Copy every entry word for word. Skip the pictures.
□ □ □
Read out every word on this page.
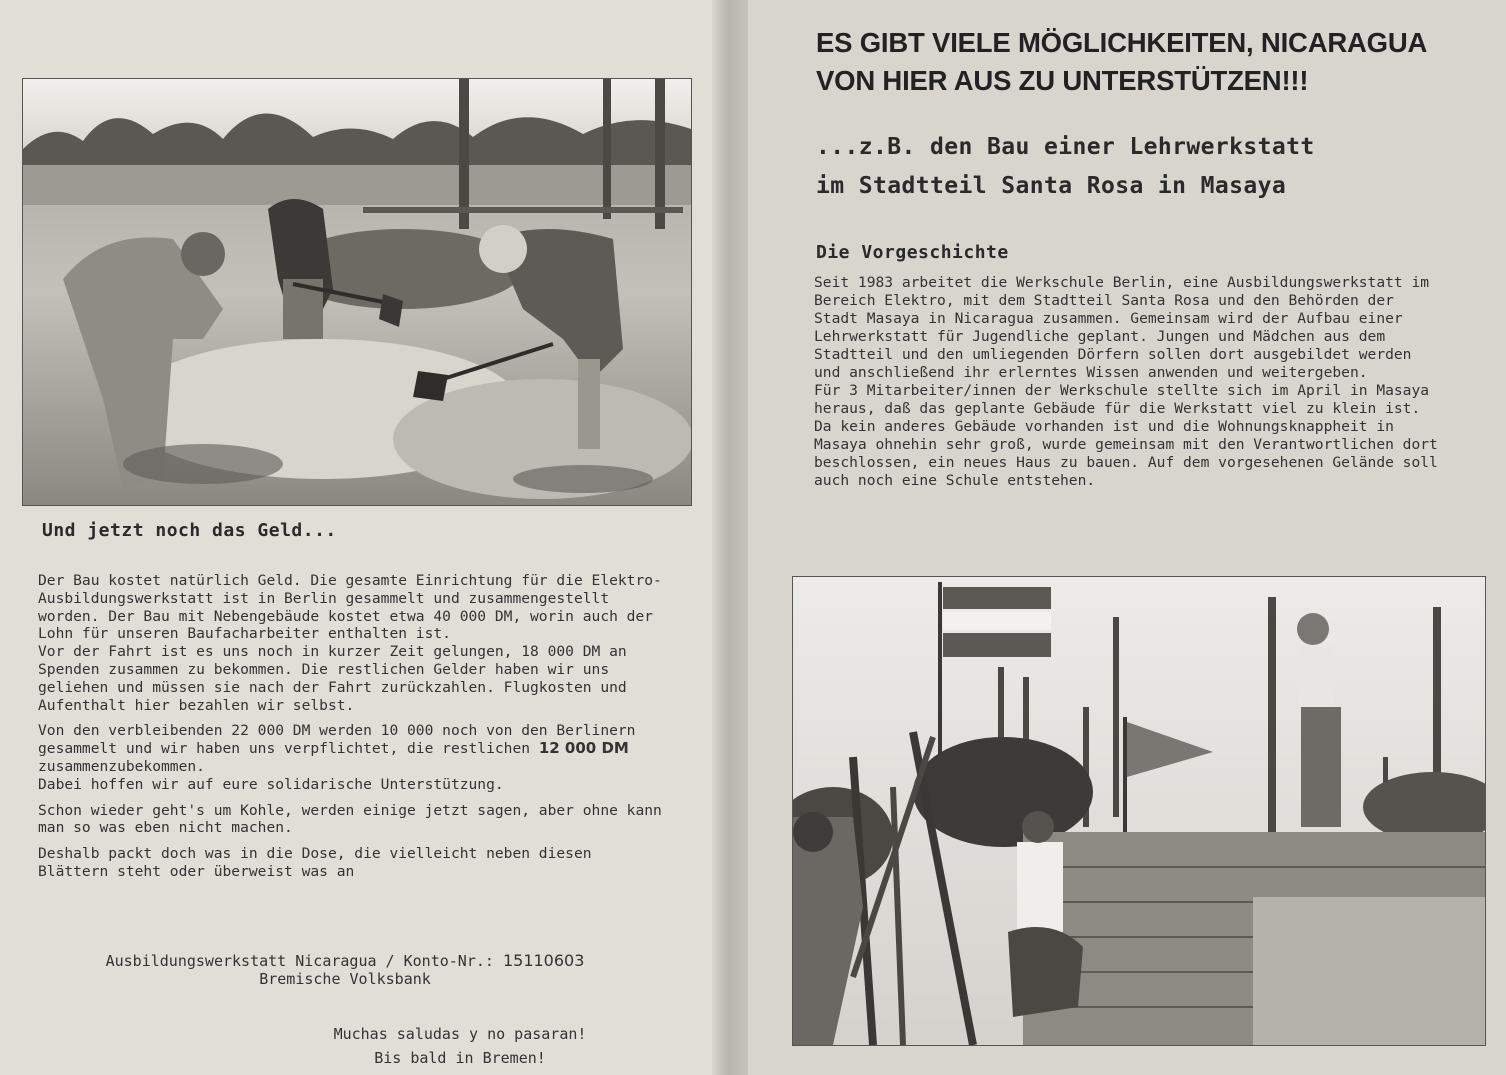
Und jetzt noch das Geld...

Der Bau kostet natürlich Geld. Die gesamte Einrichtung für die Elektro-Ausbildungswerkstatt ist in Berlin gesammelt und zusammengestellt worden. Der Bau mit Nebengebäude kostet etwa 40 000 DM, worin auch der Lohn für unseren Baufacharbeiter enthalten ist.
Vor der Fahrt ist es uns noch in kurzer Zeit gelungen, 18 000 DM an Spenden zusammen zu bekommen. Die restlichen Gelder haben wir uns geliehen und müssen sie nach der Fahrt zurückzahlen. Flugkosten und Aufenthalt hier bezahlen wir selbst.

Von den verbleibenden 22 000 DM werden 10 000 noch von den Berlinern gesammelt und wir haben uns verpflichtet, die restlichen 12 000 DM zusammenzubekommen.
Dabei hoffen wir auf eure solidarische Unterstützung.

Schon wieder geht's um Kohle, werden einige jetzt sagen, aber ohne kann man so was eben nicht machen.

Deshalb packt doch was in die Dose, die vielleicht neben diesen Blättern steht oder überweist was an

Ausbildungswerkstatt Nicaragua / Konto-Nr.: 15110603
Bremische Volksbank
Muchas saludas y no pasaran!
Bis bald in Bremen!
ES GIBT VIELE MÖGLICHKEITEN, NICARAGUA
VON HIER AUS ZU UNTERSTÜTZEN!!!
...z.B. den Bau einer Lehrwerkstatt
im Stadtteil Santa Rosa in Masaya
Die Vorgeschichte
Seit 1983 arbeitet die Werkschule Berlin, eine Ausbildungswerkstatt im Bereich Elektro, mit dem Stadtteil Santa Rosa und den Behörden der Stadt Masaya in Nicaragua zusammen. Gemeinsam wird der Aufbau einer Lehrwerkstatt für Jugendliche geplant. Jungen und Mädchen aus dem Stadtteil und den umliegenden Dörfern sollen dort ausgebildet werden und anschließend ihr erlerntes Wissen anwenden und weitergeben.
Für 3 Mitarbeiter/innen der Werkschule stellte sich im April in Masaya heraus, daß das geplante Gebäude für die Werkstatt viel zu klein ist. Da kein anderes Gebäude vorhanden ist und die Wohnungsknappheit in Masaya ohnehin sehr groß, wurde gemeinsam mit den Verantwortlichen dort beschlossen, ein neues Haus zu bauen. Auf dem vorgesehenen Gelände soll auch noch eine Schule entstehen.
□ □ □
- OUTPUT BELOW:
Read out every word on this page.
Und jetzt noch das Geld...

Der Bau kostet natürlich Geld. Die gesamte Einrichtung für die Elektro-Ausbildungswerkstatt ist in Berlin gesammelt und zusammengestellt worden. Der Bau mit Nebengebäude kostet etwa 40 000 DM, worin auch der Lohn für unseren Baufacharbeiter enthalten ist.
Vor der Fahrt ist es uns noch in kurzer Zeit gelungen, 18 000 DM an Spenden zusammen zu bekommen. Die restlichen Gelder haben wir uns geliehen und müssen sie nach der Fahrt zurückzahlen. Flugkosten und Aufenthalt hier bezahlen wir selbst.

Von den verbleibenden 22 000 DM werden 10 000 noch von den Berlinern gesammelt und wir haben uns verpflichtet, die restlichen 12 000 DM zusammenzubekommen.
Dabei hoffen wir auf eure solidarische Unterstützung.

Schon wieder geht's um Kohle, werden einige jetzt sagen, aber ohne kann man so was eben nicht machen.

Deshalb packt doch was in die Dose, die vielleicht neben diesen Blättern steht oder überweist was an

Ausbildungswerkstatt Nicaragua / Konto-Nr.: 15110603
Bremische Volksbank
Muchas saludas y no pasaran!
Bis bald in Bremen!
ES GIBT VIELE MÖGLICHKEITEN, NICARAGUA
VON HIER AUS ZU UNTERSTÜTZEN!!!
...z.B. den Bau einer Lehrwerkstatt
im Stadtteil Santa Rosa in Masaya
Die Vorgeschichte
Seit 1983 arbeitet die Werkschule Berlin, eine Ausbildungswerkstatt im Bereich Elektro, mit dem Stadtteil Santa Rosa und den Behörden der Stadt Masaya in Nicaragua zusammen. Gemeinsam wird der Aufbau einer Lehrwerkstatt für Jugendliche geplant. Jungen und Mädchen aus dem Stadtteil und den umliegenden Dörfern sollen dort ausgebildet werden und anschließend ihr erlerntes Wissen anwenden und weitergeben.
Für 3 Mitarbeiter/innen der Werkschule stellte sich im April in Masaya heraus, daß das geplante Gebäude für die Werkstatt viel zu klein ist. Da kein anderes Gebäude vorhanden ist und die Wohnungsknappheit in Masaya ohnehin sehr groß, wurde gemeinsam mit den Verantwortlichen dort beschlossen, ein neues Haus zu bauen. Auf dem vorgesehenen Gelände soll auch noch eine Schule entstehen.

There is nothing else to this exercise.